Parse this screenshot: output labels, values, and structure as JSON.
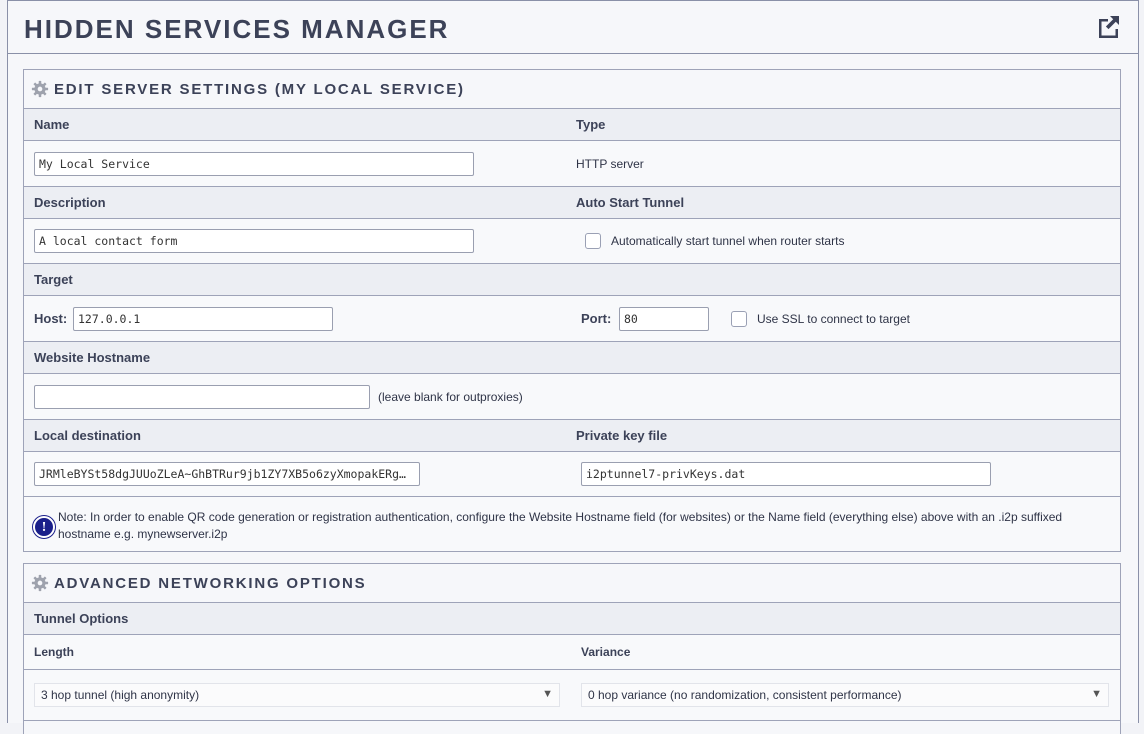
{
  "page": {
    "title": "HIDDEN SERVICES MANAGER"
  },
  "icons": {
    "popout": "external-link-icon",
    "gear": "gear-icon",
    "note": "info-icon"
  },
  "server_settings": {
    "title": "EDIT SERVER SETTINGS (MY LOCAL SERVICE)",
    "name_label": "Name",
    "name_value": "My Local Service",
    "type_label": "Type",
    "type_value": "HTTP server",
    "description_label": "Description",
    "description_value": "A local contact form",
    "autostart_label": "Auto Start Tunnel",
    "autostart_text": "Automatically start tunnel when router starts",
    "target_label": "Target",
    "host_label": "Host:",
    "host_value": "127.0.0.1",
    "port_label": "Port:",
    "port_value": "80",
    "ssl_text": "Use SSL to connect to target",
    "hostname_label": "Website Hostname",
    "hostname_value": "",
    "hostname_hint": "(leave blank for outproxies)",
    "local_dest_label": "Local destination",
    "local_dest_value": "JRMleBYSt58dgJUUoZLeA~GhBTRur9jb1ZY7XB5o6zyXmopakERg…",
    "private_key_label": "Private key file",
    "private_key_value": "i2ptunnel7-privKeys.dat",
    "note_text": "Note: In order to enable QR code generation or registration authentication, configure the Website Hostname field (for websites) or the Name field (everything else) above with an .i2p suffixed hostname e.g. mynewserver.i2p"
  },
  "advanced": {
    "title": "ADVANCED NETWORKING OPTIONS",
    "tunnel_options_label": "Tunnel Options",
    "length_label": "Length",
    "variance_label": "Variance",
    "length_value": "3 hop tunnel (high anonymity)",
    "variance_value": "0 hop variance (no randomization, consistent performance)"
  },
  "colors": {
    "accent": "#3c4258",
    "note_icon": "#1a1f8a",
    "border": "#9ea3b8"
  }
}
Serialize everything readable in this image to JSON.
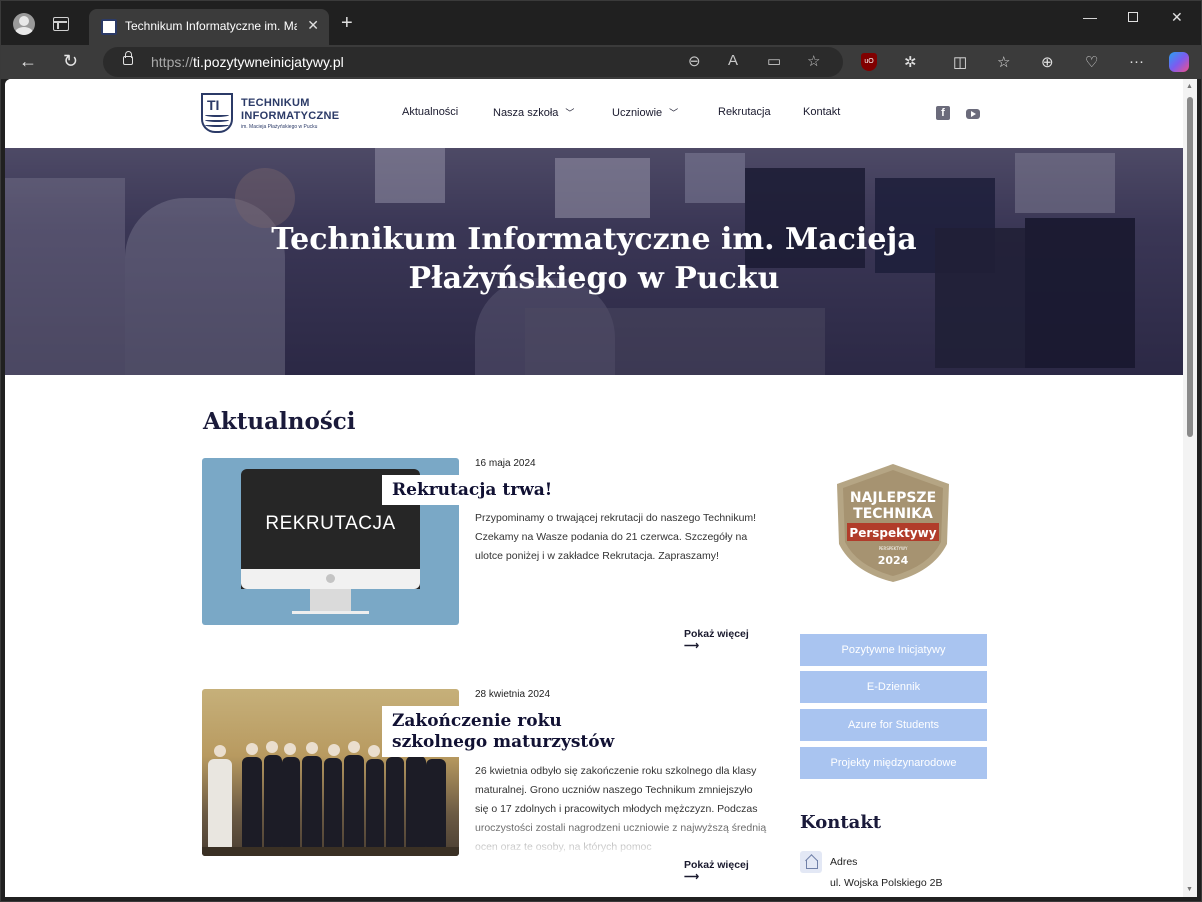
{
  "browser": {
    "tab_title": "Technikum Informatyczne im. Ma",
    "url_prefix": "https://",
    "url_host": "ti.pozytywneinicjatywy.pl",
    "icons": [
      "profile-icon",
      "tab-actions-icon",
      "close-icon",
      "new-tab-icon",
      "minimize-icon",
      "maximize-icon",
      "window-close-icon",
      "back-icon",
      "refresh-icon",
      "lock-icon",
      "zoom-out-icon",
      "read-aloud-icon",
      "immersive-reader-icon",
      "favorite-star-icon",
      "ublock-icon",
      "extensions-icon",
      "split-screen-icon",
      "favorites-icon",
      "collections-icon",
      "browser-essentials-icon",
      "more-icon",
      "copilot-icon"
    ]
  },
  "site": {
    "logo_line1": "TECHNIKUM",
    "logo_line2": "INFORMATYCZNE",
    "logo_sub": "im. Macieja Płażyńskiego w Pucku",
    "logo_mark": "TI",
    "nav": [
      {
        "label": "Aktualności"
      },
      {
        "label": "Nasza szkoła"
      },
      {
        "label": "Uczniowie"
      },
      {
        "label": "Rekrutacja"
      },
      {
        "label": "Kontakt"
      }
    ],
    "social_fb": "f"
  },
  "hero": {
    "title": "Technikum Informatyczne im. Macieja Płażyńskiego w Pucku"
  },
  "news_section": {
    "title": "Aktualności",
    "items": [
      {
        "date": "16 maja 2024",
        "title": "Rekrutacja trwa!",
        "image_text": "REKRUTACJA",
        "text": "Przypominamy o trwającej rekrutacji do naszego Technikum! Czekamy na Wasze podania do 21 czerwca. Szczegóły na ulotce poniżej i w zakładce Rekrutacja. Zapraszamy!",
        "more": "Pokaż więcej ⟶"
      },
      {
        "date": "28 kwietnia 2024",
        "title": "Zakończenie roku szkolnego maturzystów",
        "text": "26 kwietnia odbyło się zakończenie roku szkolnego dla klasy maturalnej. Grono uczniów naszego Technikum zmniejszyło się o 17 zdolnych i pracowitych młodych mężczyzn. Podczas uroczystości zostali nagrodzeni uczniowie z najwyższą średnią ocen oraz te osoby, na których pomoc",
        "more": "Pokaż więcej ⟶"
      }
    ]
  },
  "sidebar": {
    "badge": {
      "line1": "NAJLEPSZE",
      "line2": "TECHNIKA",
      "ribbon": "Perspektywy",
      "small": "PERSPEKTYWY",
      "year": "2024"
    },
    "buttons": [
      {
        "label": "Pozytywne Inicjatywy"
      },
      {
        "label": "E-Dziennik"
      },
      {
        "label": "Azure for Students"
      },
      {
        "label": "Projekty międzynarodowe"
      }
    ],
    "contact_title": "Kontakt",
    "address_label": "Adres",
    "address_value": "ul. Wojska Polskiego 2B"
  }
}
┄┄┄┄┄┄┄┄┄┄
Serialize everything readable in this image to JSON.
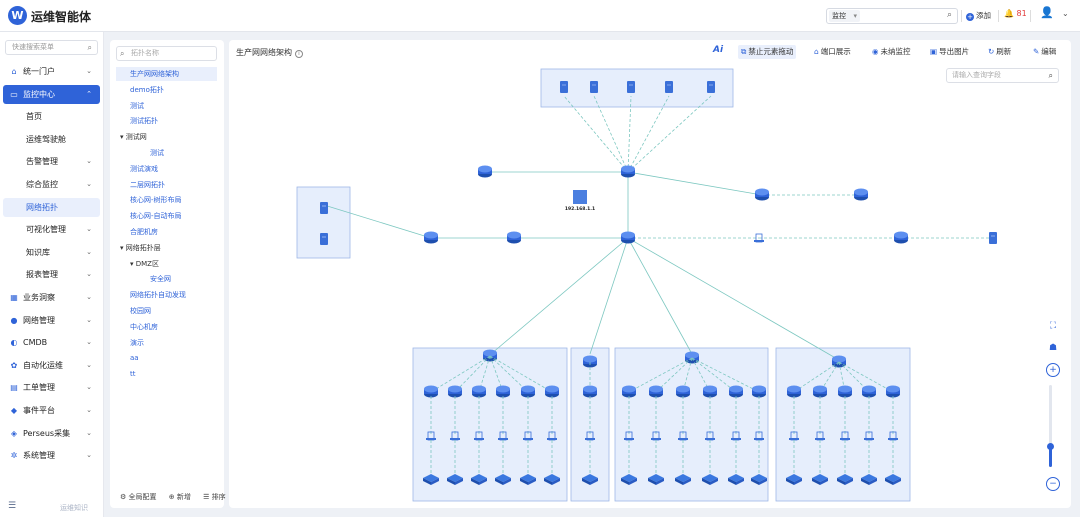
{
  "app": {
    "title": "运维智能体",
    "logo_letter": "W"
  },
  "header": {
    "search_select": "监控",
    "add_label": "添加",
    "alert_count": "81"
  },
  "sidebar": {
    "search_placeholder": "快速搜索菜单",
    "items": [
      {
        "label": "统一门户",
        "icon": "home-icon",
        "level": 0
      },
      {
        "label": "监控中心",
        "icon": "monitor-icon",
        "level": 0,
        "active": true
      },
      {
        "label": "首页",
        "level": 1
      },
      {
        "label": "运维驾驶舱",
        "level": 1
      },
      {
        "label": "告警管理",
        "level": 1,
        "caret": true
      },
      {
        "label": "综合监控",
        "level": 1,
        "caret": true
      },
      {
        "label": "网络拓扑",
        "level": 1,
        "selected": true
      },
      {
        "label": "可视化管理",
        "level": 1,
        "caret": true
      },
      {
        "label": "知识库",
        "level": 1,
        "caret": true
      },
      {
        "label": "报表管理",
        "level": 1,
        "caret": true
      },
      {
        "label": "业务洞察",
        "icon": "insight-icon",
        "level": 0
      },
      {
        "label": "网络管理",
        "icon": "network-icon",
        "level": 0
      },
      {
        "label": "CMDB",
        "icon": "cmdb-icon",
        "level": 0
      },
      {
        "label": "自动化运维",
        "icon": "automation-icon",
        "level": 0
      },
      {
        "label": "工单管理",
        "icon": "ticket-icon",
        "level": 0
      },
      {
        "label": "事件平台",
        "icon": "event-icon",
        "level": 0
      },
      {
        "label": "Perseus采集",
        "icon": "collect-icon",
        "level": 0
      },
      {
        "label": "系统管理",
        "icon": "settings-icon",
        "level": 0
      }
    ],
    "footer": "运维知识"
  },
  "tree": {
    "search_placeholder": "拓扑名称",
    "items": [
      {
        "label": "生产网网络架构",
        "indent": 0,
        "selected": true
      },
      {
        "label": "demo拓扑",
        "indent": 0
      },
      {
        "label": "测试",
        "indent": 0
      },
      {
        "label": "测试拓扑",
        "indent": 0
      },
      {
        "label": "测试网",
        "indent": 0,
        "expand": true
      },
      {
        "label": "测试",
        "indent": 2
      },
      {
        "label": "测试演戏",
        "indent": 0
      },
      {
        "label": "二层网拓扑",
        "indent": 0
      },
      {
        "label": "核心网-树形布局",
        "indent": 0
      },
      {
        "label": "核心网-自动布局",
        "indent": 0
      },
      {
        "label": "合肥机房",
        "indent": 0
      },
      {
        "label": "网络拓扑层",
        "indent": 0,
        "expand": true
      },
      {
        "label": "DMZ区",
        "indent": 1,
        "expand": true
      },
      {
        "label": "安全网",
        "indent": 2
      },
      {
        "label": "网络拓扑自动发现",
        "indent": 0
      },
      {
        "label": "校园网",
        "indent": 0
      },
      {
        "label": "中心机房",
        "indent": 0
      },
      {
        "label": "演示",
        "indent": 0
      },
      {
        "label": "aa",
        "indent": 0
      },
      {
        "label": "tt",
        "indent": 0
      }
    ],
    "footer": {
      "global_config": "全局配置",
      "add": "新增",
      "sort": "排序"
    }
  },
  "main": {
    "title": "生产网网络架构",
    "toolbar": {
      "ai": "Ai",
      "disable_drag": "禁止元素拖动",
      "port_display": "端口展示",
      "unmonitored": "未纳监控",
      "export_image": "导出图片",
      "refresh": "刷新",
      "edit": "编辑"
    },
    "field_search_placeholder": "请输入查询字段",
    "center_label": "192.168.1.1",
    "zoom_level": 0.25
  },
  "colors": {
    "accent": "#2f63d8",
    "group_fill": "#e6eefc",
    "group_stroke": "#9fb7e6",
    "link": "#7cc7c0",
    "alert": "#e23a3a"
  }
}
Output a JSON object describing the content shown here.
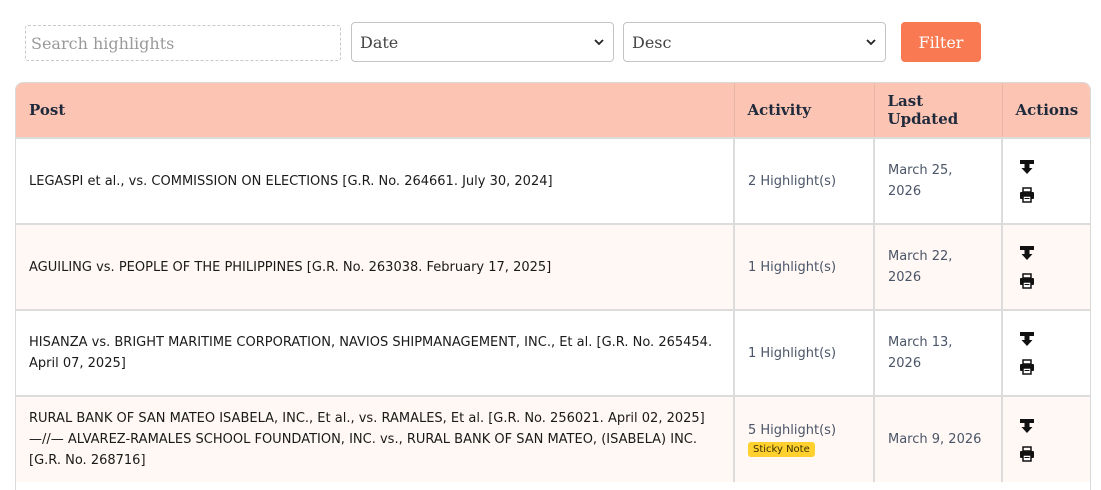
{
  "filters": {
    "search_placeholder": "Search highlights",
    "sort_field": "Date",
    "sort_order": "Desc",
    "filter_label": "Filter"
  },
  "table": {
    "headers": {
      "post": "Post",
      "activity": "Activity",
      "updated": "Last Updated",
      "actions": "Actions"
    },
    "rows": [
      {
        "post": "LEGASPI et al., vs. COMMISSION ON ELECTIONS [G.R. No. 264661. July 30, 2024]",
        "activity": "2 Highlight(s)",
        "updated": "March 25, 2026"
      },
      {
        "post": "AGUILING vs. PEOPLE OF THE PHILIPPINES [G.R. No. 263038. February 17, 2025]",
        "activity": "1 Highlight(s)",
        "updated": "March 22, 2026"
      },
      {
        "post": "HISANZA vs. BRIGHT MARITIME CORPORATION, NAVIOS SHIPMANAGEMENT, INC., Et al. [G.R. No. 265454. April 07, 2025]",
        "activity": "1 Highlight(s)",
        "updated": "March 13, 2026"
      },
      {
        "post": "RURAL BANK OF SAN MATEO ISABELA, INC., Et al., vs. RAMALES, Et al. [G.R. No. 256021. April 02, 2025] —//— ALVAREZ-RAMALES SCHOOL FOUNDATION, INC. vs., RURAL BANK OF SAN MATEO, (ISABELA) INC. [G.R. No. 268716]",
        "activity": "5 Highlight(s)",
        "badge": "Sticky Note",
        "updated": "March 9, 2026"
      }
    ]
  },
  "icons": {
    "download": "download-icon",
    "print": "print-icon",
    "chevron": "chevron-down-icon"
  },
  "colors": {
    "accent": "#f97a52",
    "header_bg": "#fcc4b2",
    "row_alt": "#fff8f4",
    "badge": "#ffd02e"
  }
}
┄┄┄┄┄┄┄┄┄┄
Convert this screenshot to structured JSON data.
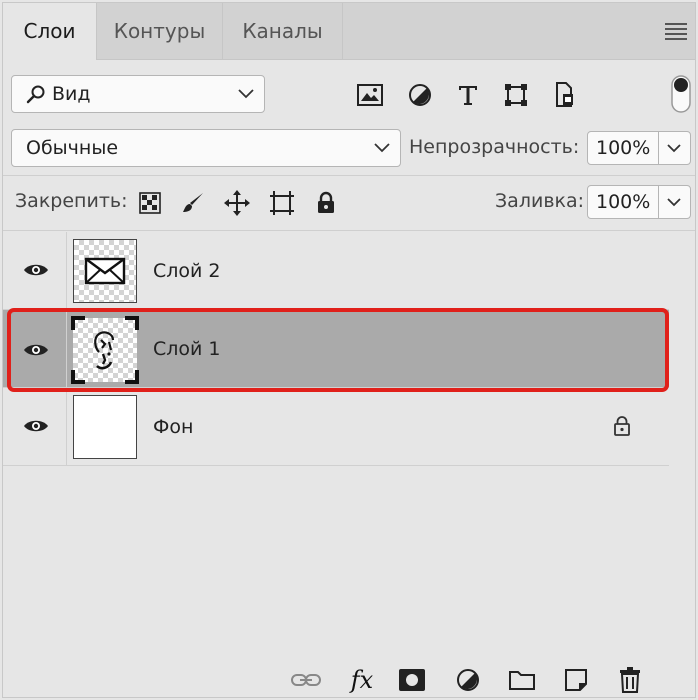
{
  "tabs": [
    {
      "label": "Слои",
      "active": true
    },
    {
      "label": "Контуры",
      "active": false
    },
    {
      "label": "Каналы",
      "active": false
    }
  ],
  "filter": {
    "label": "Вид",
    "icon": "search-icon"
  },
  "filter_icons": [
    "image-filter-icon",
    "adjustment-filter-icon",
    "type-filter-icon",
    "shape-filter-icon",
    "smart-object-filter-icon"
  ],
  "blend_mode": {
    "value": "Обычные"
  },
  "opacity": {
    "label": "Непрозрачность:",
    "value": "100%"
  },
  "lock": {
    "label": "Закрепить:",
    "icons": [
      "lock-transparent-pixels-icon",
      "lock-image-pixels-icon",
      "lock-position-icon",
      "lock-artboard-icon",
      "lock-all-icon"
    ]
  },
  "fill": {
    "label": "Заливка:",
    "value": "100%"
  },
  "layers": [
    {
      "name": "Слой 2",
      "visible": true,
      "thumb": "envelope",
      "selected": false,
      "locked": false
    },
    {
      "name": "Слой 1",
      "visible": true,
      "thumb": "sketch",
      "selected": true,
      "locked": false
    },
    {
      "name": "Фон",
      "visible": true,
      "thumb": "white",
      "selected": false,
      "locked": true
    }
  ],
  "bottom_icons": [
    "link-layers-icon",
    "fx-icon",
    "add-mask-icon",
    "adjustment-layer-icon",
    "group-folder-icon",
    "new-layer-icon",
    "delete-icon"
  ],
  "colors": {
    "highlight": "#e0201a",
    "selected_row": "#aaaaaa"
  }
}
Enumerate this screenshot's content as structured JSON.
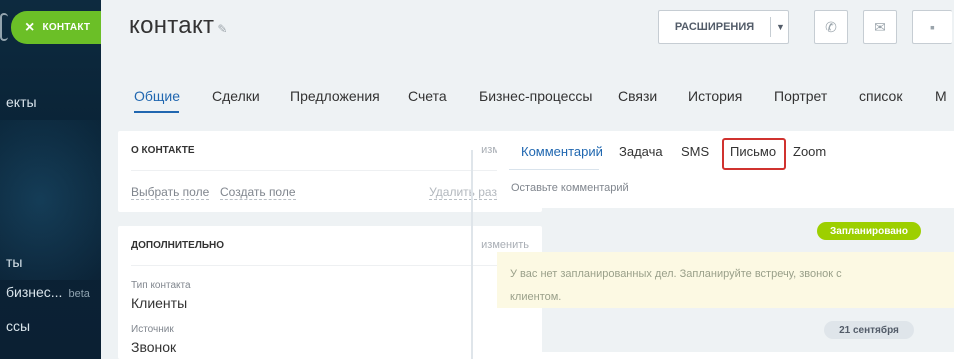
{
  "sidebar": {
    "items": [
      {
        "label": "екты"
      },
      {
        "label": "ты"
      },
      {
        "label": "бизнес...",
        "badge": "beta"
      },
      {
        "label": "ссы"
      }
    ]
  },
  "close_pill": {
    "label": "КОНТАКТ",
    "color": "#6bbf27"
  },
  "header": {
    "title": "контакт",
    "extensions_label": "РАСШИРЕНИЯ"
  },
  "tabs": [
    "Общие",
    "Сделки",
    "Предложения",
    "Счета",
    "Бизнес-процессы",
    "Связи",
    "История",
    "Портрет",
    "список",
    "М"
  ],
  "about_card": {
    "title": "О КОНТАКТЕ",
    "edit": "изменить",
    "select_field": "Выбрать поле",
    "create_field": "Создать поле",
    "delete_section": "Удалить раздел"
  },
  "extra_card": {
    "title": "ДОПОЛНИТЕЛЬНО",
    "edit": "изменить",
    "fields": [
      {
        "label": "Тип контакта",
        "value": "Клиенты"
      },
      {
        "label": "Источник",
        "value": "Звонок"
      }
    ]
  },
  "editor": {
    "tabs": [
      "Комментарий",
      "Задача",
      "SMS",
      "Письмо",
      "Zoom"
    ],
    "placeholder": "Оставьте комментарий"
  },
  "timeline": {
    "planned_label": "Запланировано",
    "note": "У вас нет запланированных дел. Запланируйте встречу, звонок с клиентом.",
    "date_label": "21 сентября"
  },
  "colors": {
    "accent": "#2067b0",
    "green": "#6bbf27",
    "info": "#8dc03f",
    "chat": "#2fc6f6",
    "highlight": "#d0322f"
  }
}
┄┄┄┄┄┄┄┄┄┄
Required work: Find every line above that contains the word "Pucku", and return each one.

Result of the exercise:
    "logo_sub": "im. Macieja Płażyńskiego w Pucku",
    "title": "Technikum Informatyczne im. Macieja Płażyńskiego w Pucku"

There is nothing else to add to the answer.